#### [SHORT TASK]
Extract every line that contains the word "cạnh".

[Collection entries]
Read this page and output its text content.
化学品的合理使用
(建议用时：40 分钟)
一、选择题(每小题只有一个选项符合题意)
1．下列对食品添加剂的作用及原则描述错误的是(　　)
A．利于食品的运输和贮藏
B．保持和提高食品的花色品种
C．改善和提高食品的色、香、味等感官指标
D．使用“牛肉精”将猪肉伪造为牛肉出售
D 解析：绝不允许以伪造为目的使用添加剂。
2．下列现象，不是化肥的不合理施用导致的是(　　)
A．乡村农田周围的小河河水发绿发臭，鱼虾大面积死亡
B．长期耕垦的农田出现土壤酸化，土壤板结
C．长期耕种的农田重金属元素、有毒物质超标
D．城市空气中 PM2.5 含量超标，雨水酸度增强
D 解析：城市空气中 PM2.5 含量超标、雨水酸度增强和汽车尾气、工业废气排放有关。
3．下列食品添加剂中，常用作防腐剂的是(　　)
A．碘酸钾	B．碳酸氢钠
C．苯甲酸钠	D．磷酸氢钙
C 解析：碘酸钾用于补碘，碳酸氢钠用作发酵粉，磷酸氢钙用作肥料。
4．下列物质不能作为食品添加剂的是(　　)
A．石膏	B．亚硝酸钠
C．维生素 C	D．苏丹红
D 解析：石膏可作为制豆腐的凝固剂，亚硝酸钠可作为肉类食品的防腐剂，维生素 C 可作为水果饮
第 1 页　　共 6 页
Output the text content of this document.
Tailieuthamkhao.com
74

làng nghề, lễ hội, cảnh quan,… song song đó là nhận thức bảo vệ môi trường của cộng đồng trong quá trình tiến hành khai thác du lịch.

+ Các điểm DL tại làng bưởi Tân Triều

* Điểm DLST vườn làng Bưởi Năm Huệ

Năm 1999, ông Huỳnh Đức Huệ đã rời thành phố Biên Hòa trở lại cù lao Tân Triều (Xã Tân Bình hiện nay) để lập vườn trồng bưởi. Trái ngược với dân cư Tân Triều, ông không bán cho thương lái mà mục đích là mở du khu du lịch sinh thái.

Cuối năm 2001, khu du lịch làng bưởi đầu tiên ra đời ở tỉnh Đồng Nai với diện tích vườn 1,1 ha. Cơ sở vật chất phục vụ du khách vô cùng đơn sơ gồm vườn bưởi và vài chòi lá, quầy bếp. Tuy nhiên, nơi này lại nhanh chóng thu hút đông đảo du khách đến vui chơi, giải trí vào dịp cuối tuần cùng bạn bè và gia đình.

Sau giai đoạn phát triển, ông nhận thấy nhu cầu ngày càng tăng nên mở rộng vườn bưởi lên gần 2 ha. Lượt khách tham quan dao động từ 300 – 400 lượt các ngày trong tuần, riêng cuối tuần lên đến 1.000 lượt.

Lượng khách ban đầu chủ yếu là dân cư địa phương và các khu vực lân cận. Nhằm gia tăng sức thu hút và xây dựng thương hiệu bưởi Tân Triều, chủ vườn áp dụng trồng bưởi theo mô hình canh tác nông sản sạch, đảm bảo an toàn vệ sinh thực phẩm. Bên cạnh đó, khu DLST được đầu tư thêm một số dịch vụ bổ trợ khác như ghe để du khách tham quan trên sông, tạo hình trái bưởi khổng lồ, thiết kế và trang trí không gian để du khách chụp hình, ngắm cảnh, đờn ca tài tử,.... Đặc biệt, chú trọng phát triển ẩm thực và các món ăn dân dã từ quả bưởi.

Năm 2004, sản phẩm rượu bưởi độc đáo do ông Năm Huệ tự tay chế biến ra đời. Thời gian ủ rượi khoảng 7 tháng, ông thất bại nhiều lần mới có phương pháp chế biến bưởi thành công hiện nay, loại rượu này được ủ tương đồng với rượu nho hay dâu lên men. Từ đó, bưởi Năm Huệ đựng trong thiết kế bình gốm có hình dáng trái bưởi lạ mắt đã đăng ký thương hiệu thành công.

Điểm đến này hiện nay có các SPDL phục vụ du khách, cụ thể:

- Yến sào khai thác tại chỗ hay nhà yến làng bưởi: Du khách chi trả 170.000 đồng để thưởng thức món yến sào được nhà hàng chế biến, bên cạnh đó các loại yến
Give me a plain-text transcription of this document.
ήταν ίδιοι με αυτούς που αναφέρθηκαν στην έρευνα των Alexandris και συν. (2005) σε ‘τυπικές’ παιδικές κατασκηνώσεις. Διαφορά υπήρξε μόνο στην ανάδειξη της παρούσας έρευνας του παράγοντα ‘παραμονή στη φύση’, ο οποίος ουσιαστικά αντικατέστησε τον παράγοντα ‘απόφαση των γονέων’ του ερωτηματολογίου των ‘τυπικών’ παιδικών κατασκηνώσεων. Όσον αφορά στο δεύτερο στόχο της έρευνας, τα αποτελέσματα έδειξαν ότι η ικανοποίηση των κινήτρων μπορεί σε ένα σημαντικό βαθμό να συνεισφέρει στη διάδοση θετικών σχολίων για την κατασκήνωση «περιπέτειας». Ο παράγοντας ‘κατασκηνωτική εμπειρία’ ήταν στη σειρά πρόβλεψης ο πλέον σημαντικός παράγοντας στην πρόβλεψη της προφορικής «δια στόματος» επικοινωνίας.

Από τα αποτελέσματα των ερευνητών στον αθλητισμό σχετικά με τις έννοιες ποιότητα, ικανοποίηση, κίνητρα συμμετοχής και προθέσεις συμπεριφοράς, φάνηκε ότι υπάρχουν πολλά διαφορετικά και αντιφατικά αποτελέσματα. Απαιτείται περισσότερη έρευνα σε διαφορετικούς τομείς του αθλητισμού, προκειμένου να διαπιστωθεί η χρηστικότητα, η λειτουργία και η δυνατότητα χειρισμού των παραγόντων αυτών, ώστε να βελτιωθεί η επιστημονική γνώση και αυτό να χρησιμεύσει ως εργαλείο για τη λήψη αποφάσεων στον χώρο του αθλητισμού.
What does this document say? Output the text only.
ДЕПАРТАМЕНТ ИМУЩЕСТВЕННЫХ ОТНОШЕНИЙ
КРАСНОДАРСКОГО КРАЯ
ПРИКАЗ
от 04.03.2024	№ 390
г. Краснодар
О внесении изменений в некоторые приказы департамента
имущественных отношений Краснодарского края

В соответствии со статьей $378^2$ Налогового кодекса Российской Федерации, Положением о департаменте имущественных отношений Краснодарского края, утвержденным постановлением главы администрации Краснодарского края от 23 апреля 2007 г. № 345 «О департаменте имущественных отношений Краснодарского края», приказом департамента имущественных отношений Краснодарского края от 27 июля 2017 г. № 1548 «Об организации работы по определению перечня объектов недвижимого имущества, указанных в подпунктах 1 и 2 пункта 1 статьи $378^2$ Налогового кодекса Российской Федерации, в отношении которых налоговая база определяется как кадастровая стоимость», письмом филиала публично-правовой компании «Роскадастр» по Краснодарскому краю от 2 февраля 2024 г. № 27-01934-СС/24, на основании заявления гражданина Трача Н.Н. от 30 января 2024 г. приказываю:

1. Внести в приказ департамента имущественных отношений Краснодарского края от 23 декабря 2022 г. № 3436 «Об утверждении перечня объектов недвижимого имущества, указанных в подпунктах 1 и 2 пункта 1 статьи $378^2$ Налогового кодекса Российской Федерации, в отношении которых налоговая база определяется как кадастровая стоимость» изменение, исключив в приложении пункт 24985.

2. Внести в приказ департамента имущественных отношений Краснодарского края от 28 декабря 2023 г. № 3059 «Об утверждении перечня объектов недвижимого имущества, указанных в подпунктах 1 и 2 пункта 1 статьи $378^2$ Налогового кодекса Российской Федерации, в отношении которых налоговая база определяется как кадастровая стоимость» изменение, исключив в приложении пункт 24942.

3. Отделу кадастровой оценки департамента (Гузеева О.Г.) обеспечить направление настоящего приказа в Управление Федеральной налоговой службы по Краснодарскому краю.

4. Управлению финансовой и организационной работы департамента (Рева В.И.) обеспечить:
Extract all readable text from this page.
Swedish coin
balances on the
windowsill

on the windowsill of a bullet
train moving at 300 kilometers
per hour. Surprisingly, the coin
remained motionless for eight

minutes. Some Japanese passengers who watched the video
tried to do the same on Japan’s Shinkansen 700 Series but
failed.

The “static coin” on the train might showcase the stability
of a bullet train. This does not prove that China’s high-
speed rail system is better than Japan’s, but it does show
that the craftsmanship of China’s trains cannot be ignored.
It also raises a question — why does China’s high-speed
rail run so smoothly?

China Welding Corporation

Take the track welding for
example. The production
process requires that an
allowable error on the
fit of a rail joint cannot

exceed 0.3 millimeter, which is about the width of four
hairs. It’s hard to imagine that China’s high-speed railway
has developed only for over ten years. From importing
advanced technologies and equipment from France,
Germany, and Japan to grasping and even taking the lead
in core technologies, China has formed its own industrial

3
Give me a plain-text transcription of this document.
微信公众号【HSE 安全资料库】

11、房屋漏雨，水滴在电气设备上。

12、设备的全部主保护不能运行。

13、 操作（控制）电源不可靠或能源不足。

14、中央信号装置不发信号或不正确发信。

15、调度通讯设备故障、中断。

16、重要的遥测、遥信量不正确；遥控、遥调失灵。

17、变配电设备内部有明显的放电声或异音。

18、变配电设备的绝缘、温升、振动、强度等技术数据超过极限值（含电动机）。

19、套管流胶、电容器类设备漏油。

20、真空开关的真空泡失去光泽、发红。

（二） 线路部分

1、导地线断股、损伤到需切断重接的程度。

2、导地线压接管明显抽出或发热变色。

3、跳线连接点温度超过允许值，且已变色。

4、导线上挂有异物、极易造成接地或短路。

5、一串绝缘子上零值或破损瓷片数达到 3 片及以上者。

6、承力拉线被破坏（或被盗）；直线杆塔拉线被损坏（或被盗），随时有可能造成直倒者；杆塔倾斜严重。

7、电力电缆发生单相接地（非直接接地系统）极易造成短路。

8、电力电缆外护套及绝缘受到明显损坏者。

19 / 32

#### [FINAL ANSWER]
Lượng khách ban đầu chủ yếu là dân cư địa phương và các khu vực lân cận. Nhằm gia tăng sức thu hút và xây dựng thương hiệu bưởi Tân Triều, chủ vườn áp dụng trồng bưởi theo mô hình canh tác nông sản sạch, đảm bảo an toàn vệ sinh thực phẩm. Bên cạnh đó, khu DLST được đầu tư thêm một số dịch vụ bổ trợ khác như ghe để du khách tham quan trên sông, tạo hình trái bưởi khổng lồ, thiết kế và trang trí không gian để du khách chụp hình, ngắm cảnh, đờn ca tài tử,.... Đặc biệt, chú trọng phát triển ẩm thực và các món ăn dân dã từ quả bưởi.
- Yến sào khai thác tại chỗ hay nhà yến làng bưởi: Du khách chi trả 170.000 đồng để thưởng thức món yến sào được nhà hàng chế biến, bên cạnh đó các loại yến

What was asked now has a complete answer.